— begin Data rows —

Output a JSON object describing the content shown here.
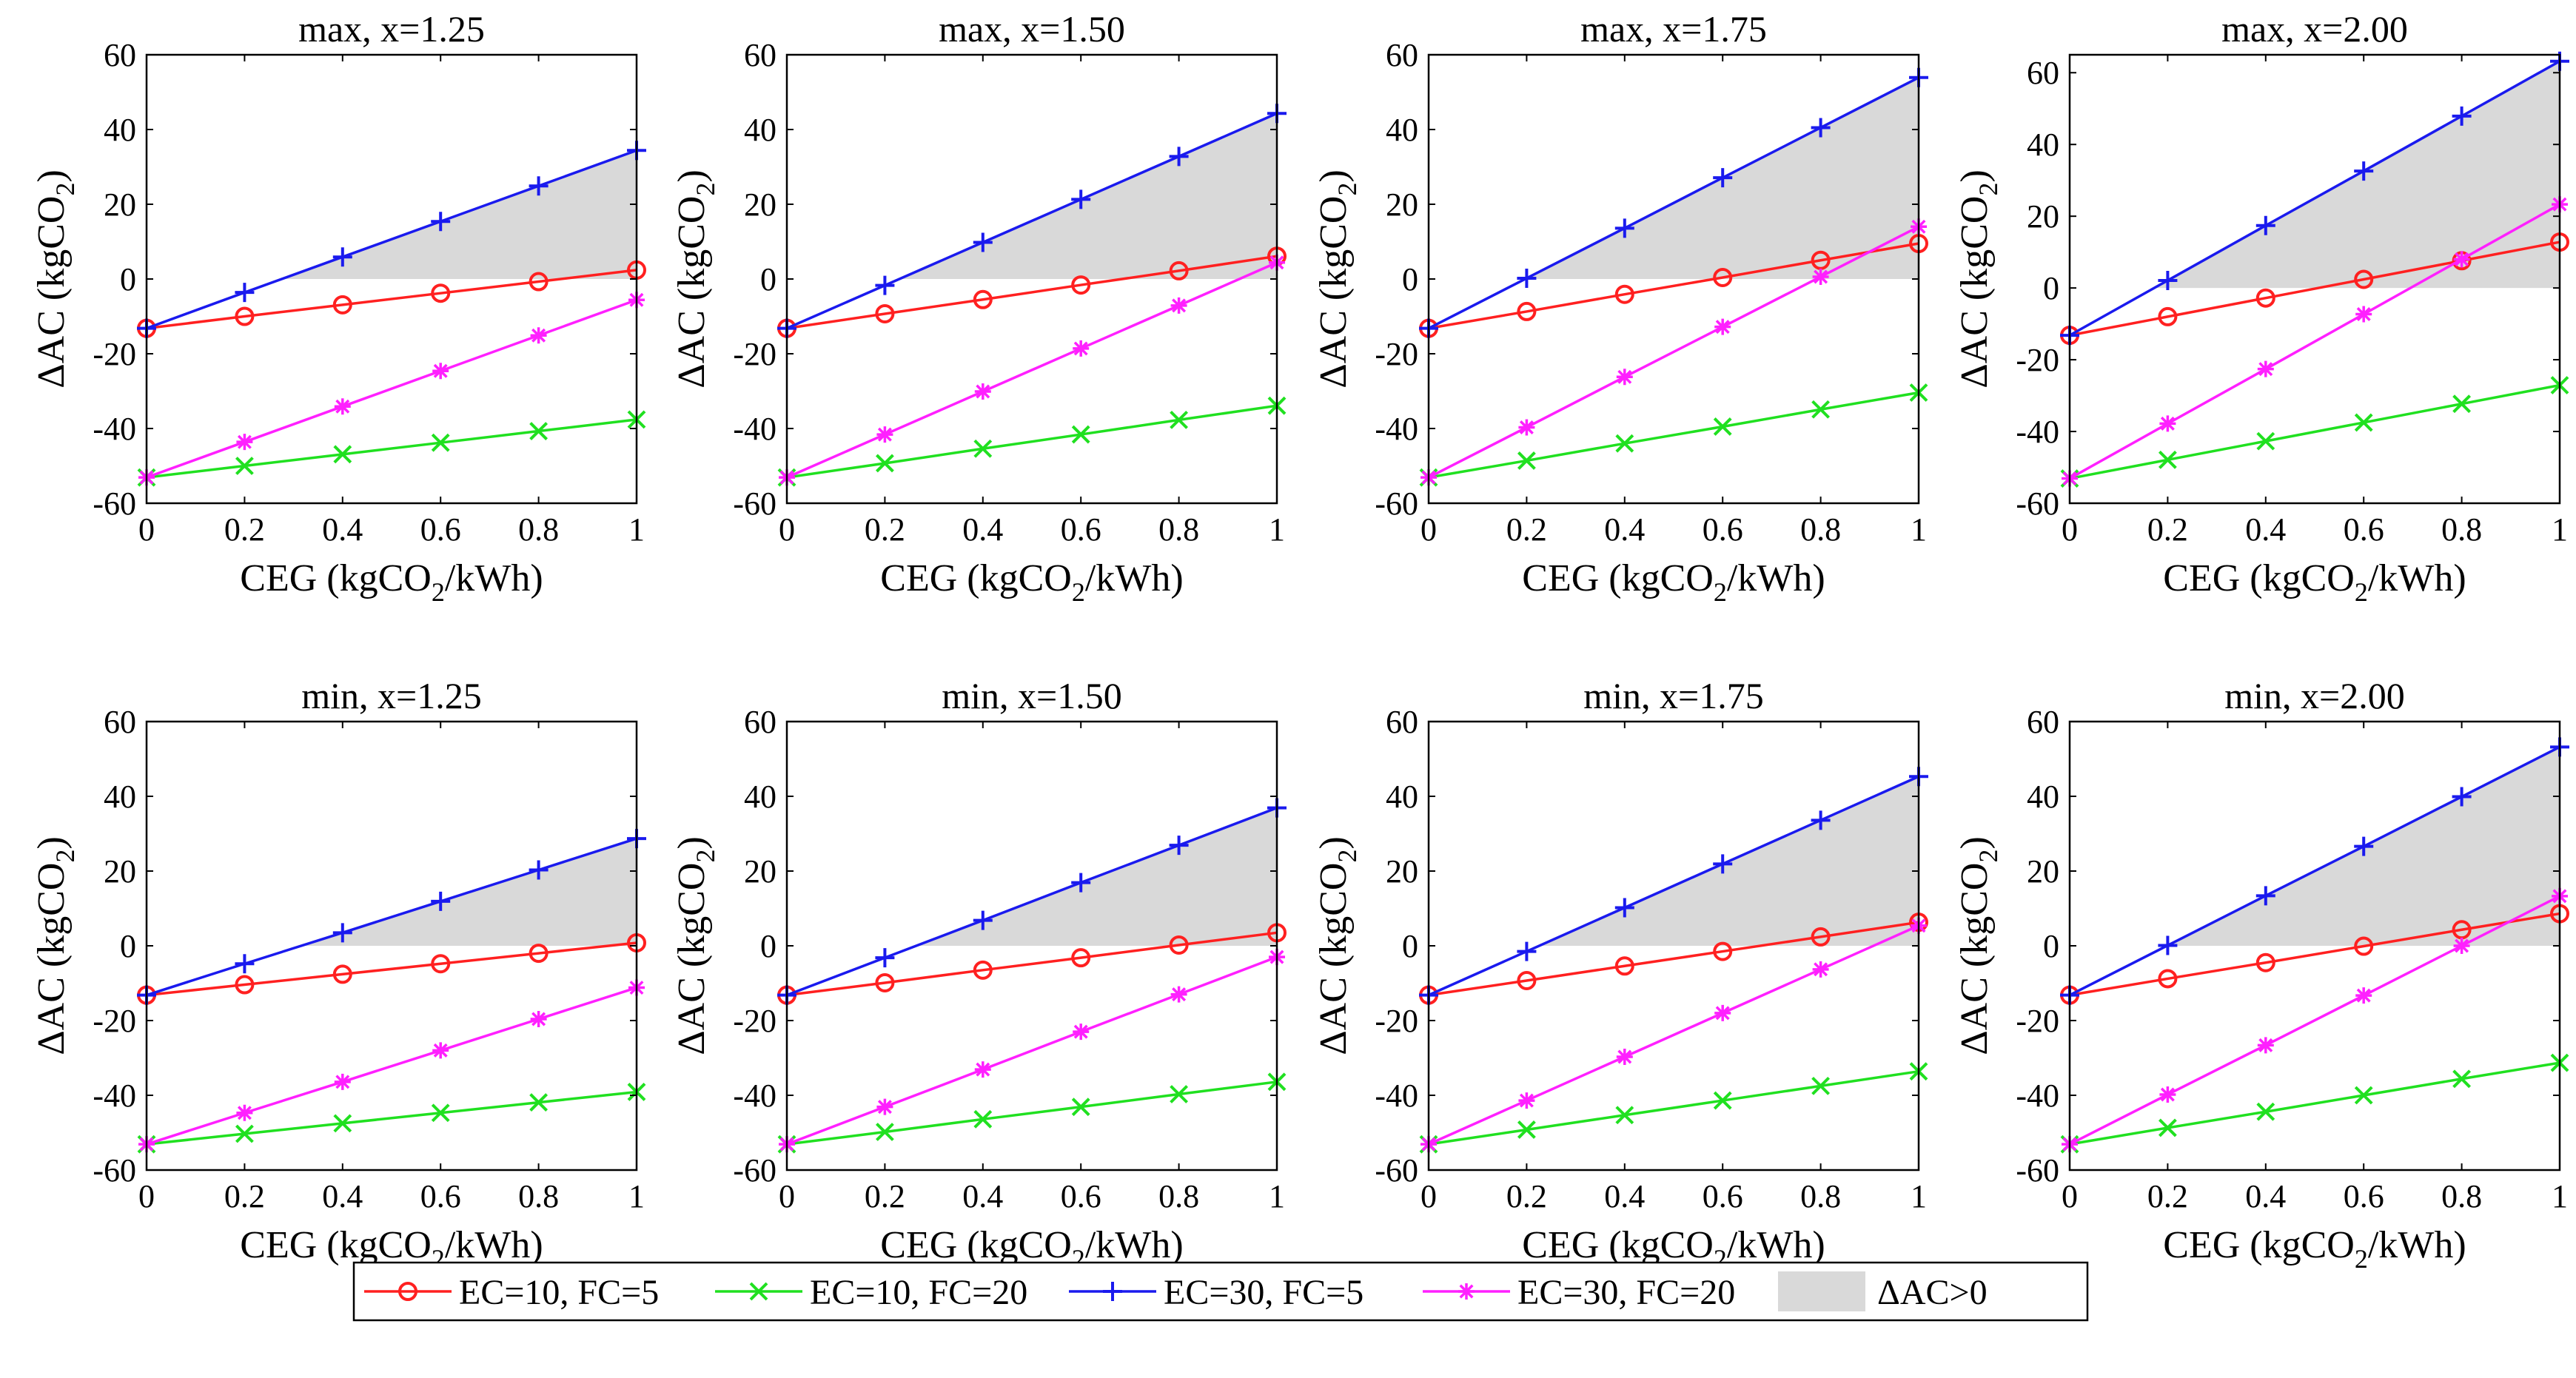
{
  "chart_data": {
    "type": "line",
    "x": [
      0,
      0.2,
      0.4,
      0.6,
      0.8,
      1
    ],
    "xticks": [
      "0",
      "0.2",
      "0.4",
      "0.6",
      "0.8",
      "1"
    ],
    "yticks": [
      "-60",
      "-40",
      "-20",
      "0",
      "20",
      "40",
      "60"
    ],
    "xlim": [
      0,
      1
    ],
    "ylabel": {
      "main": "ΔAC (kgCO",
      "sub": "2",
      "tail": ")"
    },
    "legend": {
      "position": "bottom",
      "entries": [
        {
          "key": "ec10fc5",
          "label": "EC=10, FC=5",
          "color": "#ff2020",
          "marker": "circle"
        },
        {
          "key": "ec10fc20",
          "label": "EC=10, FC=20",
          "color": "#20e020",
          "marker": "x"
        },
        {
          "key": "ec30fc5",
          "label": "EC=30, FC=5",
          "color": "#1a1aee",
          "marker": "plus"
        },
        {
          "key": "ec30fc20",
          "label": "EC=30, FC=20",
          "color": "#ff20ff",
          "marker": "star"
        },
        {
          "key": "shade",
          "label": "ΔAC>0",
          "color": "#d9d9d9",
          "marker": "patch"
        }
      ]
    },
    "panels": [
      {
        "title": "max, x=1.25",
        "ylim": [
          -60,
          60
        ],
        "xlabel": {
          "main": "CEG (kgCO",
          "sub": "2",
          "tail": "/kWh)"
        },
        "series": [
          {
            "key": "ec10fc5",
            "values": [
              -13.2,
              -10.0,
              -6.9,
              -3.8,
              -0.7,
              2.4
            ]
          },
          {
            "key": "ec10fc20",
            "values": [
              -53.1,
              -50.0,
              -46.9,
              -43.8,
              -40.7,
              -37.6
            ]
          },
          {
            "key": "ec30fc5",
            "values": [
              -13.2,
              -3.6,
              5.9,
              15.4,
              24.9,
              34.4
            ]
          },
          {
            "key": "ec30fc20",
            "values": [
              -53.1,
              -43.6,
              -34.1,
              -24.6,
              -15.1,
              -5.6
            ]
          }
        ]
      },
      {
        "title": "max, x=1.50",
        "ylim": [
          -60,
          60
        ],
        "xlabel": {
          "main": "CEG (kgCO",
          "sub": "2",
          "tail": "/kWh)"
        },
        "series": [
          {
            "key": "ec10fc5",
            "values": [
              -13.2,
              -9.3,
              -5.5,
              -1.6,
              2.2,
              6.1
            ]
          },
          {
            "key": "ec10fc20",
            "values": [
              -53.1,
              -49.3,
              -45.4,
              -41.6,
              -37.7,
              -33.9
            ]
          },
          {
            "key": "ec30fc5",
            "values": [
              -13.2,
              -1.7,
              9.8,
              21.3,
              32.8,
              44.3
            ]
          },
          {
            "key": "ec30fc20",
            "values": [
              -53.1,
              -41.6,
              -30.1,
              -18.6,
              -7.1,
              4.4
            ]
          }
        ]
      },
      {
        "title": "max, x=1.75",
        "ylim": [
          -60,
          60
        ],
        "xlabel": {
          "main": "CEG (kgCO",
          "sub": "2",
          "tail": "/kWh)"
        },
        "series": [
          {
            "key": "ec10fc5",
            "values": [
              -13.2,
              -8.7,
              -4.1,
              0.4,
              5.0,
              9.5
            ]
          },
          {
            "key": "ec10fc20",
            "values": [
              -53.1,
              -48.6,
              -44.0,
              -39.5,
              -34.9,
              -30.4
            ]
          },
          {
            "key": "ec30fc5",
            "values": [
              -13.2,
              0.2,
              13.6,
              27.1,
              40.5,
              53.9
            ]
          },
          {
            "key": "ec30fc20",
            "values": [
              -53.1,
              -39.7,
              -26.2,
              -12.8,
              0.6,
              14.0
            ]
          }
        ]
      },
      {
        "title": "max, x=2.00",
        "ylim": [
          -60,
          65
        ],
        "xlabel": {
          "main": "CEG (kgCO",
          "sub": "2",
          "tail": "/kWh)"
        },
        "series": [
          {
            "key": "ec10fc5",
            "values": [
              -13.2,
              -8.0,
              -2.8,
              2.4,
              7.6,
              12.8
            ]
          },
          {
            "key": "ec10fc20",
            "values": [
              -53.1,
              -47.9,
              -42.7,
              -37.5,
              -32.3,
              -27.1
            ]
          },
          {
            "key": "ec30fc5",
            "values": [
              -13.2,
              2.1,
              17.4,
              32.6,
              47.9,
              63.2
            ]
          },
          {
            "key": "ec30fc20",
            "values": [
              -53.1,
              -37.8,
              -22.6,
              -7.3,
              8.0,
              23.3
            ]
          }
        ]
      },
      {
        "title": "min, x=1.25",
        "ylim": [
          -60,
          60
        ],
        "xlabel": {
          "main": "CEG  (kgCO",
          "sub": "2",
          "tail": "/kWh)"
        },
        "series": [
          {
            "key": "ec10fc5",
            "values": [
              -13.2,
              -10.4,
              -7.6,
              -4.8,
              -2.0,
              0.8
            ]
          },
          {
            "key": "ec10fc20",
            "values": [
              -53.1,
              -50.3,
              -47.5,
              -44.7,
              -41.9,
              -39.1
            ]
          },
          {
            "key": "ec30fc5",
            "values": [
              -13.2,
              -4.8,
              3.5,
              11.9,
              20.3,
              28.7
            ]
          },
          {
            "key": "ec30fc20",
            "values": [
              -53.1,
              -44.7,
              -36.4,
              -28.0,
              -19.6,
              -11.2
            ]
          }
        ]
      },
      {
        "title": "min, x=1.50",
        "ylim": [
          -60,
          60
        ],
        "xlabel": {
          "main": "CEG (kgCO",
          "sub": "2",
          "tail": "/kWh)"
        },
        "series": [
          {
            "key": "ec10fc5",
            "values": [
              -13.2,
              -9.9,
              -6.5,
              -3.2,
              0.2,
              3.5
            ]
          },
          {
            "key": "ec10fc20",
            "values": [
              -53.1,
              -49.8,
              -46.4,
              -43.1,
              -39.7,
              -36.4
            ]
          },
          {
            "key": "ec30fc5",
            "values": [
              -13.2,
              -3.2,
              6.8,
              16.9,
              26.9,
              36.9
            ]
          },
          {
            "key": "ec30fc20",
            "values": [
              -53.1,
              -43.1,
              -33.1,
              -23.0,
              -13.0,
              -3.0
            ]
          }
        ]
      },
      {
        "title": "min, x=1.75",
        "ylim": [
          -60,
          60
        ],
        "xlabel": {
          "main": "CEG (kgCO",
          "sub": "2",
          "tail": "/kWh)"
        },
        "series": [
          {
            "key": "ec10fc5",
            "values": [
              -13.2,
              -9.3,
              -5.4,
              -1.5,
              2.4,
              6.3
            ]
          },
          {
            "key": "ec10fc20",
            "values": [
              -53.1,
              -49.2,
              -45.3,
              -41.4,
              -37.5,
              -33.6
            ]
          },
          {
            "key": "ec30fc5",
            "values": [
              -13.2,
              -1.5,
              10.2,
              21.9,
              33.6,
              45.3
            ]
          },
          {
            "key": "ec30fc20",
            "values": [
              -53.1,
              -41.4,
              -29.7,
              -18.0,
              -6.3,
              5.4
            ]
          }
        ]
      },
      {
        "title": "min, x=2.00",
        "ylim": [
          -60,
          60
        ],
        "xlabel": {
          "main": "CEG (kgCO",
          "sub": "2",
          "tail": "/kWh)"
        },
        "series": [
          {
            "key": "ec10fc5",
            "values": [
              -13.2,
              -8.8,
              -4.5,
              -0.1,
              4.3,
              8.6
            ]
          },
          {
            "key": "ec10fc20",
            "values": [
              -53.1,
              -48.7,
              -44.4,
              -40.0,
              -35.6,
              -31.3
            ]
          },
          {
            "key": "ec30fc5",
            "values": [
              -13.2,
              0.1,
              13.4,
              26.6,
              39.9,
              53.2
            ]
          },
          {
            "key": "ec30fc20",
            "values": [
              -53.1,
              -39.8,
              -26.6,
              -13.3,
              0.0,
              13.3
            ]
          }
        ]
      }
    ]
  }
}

— end Data rows —
— begin Data rows —

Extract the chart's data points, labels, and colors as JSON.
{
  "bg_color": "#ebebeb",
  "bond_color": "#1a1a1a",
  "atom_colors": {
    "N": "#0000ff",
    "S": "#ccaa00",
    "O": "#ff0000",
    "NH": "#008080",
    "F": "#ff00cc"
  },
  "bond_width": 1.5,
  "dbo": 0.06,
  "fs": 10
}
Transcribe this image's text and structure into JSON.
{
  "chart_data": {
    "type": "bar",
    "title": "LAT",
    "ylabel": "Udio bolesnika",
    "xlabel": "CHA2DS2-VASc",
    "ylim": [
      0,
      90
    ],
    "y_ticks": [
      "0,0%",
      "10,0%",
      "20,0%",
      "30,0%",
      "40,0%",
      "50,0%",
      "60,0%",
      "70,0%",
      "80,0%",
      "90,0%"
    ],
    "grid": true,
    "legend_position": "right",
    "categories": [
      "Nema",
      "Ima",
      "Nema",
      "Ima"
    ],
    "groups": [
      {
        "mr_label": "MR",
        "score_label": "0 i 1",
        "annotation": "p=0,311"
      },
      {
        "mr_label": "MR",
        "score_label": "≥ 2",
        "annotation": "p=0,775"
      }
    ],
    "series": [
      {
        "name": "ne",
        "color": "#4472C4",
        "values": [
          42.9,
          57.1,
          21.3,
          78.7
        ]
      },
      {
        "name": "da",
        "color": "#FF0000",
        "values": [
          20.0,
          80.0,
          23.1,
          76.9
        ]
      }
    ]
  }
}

— end Data rows —

> _What is asked_
Pick out all lines from the data above in which the word "annotation" appears.

> _Exercise response_
        "annotation": "p=0,311"
        "annotation": "p=0,775"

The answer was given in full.